Transcribe the listing that follows in full, omitting pictures.

———

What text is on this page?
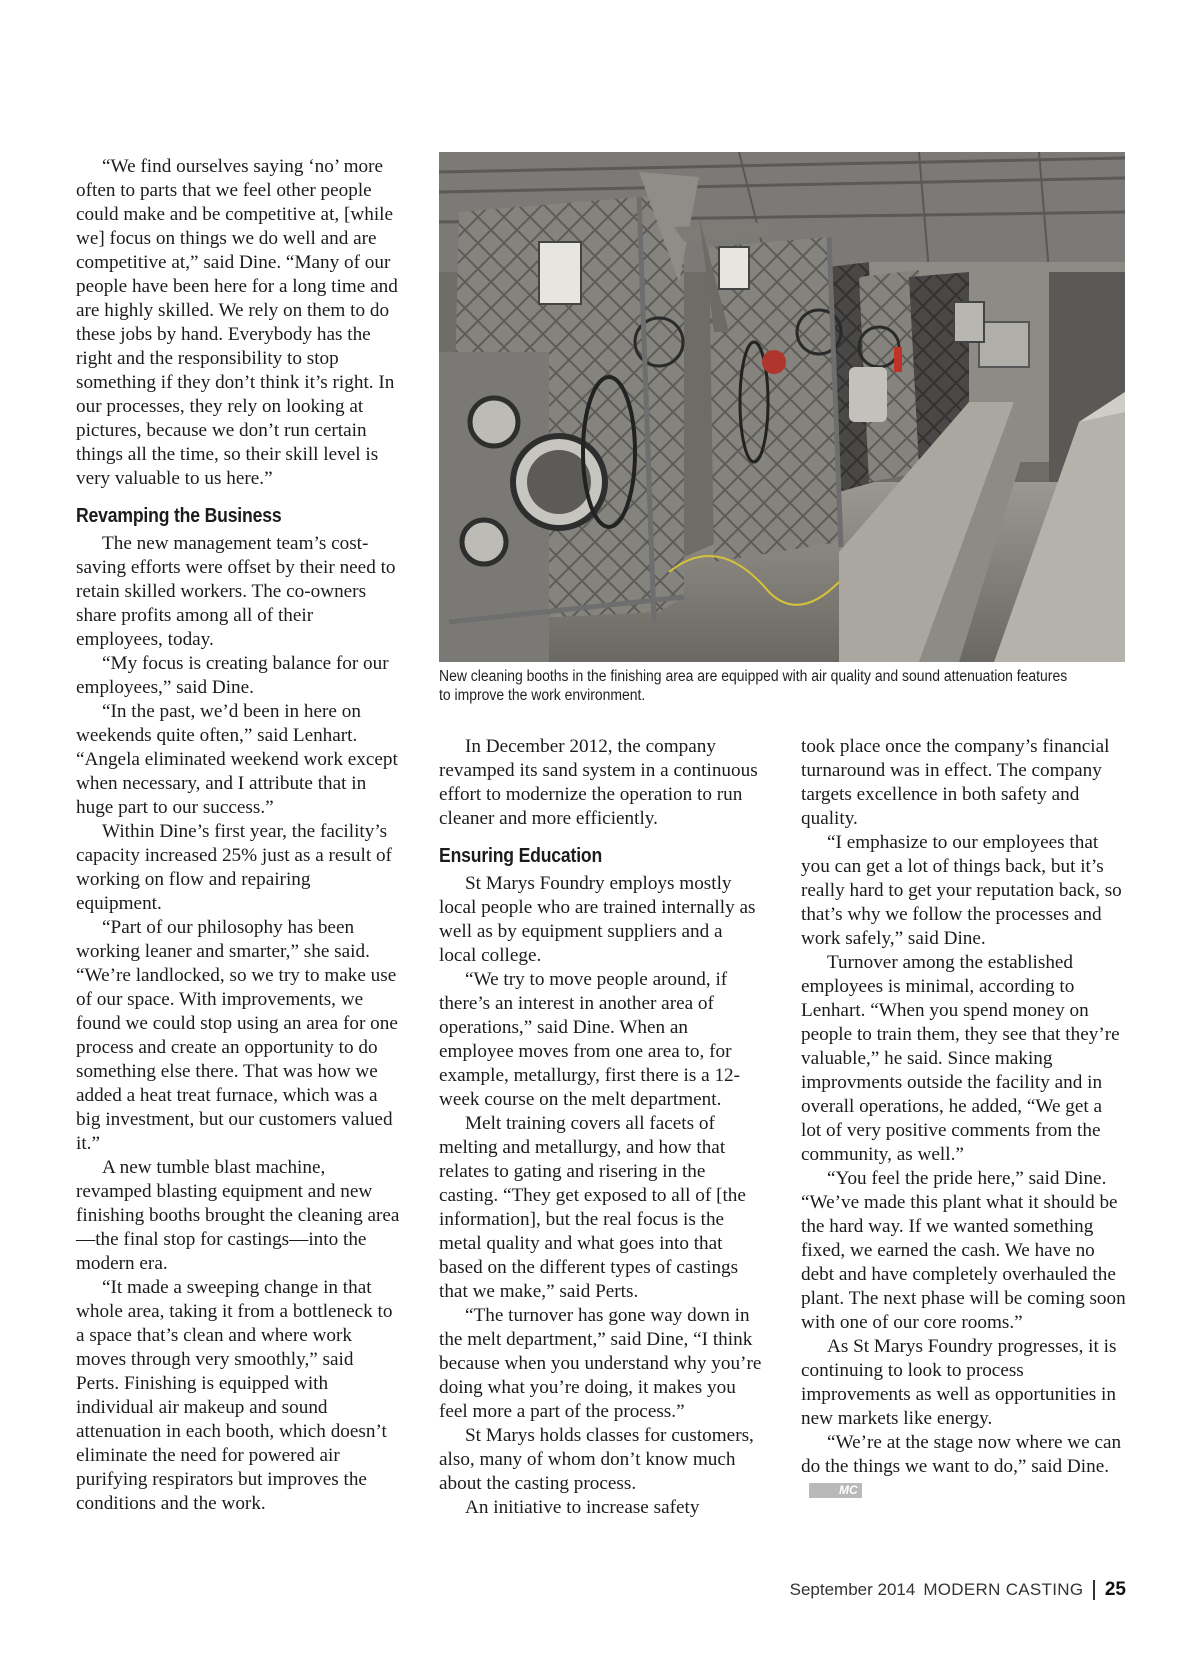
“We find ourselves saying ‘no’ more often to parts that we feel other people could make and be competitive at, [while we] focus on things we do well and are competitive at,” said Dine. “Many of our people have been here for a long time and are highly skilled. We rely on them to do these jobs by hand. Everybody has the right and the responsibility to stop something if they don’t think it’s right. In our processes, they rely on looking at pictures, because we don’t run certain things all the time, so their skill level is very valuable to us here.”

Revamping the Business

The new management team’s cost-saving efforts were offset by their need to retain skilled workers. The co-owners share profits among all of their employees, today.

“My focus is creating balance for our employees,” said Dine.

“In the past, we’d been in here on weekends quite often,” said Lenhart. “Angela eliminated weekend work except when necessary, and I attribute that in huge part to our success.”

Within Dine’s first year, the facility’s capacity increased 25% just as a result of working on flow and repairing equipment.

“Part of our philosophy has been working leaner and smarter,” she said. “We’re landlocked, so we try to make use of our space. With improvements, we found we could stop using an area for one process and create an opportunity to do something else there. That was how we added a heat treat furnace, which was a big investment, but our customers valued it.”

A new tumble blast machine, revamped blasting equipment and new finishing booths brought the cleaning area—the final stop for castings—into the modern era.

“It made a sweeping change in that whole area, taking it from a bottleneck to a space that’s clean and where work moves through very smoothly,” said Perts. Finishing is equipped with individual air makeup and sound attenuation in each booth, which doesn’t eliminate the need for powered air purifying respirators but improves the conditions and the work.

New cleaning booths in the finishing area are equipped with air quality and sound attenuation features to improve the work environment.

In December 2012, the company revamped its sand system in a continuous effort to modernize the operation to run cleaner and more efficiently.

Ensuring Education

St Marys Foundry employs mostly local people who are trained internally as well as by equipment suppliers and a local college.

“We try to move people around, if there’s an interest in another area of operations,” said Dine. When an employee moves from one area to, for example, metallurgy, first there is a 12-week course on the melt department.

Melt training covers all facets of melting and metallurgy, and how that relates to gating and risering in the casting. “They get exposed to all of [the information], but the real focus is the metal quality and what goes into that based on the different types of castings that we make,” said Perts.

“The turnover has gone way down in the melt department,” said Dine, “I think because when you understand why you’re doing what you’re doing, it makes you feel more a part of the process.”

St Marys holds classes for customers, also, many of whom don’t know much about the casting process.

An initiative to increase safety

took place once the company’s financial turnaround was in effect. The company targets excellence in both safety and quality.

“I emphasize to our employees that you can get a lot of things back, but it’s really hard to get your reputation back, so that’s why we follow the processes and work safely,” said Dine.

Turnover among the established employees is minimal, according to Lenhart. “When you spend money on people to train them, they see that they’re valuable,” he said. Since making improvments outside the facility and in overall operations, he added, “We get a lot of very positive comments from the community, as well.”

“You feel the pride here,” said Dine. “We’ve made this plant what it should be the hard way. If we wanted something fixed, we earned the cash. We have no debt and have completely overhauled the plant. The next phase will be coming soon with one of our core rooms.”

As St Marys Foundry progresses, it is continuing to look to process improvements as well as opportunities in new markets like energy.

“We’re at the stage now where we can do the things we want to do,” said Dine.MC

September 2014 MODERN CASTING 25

———

• **SOLUTION FOR THIS TASK**
What text is on this page?
“We find ourselves saying ‘no’ more often to parts that we feel other people could make and be competitive at, [while we] focus on things we do well and are competitive at,” said Dine. “Many of our people have been here for a long time and are highly skilled. We rely on them to do these jobs by hand. Everybody has the right and the responsibility to stop something if they don’t think it’s right. In our processes, they rely on looking at pictures, because we don’t run certain things all the time, so their skill level is very valuable to us here.”

Revamping the Business

The new management team’s cost-saving efforts were offset by their need to retain skilled workers. The co-owners share profits among all of their employees, today.

“My focus is creating balance for our employees,” said Dine.

“In the past, we’d been in here on weekends quite often,” said Lenhart. “Angela eliminated weekend work except when necessary, and I attribute that in huge part to our success.”

Within Dine’s first year, the facility’s capacity increased 25% just as a result of working on flow and repairing equipment.

“Part of our philosophy has been working leaner and smarter,” she said. “We’re landlocked, so we try to make use of our space. With improvements, we found we could stop using an area for one process and create an opportunity to do something else there. That was how we added a heat treat furnace, which was a big investment, but our customers valued it.”

A new tumble blast machine, revamped blasting equipment and new finishing booths brought the cleaning area—the final stop for castings—into the modern era.

“It made a sweeping change in that whole area, taking it from a bottleneck to a space that’s clean and where work moves through very smoothly,” said Perts. Finishing is equipped with individual air makeup and sound attenuation in each booth, which doesn’t eliminate the need for powered air purifying respirators but improves the conditions and the work.

New cleaning booths in the finishing area are equipped with air quality and sound attenuation features to improve the work environment.

In December 2012, the company revamped its sand system in a continuous effort to modernize the operation to run cleaner and more efficiently.

Ensuring Education

St Marys Foundry employs mostly local people who are trained internally as well as by equipment suppliers and a local college.

“We try to move people around, if there’s an interest in another area of operations,” said Dine. When an employee moves from one area to, for example, metallurgy, first there is a 12-week course on the melt department.

Melt training covers all facets of melting and metallurgy, and how that relates to gating and risering in the casting. “They get exposed to all of [the information], but the real focus is the metal quality and what goes into that based on the different types of castings that we make,” said Perts.

“The turnover has gone way down in the melt department,” said Dine, “I think because when you understand why you’re doing what you’re doing, it makes you feel more a part of the process.”

St Marys holds classes for customers, also, many of whom don’t know much about the casting process.

An initiative to increase safety

took place once the company’s financial turnaround was in effect. The company targets excellence in both safety and quality.

“I emphasize to our employees that you can get a lot of things back, but it’s really hard to get your reputation back, so that’s why we follow the processes and work safely,” said Dine.

Turnover among the established employees is minimal, according to Lenhart. “When you spend money on people to train them, they see that they’re valuable,” he said. Since making improvments outside the facility and in overall operations, he added, “We get a lot of very positive comments from the community, as well.”

“You feel the pride here,” said Dine. “We’ve made this plant what it should be the hard way. If we wanted something fixed, we earned the cash. We have no debt and have completely overhauled the plant. The next phase will be coming soon with one of our core rooms.”

As St Marys Foundry progresses, it is continuing to look to process improvements as well as opportunities in new markets like energy.

“We’re at the stage now where we can do the things we want to do,” said Dine.MC

September 2014 MODERN CASTING 25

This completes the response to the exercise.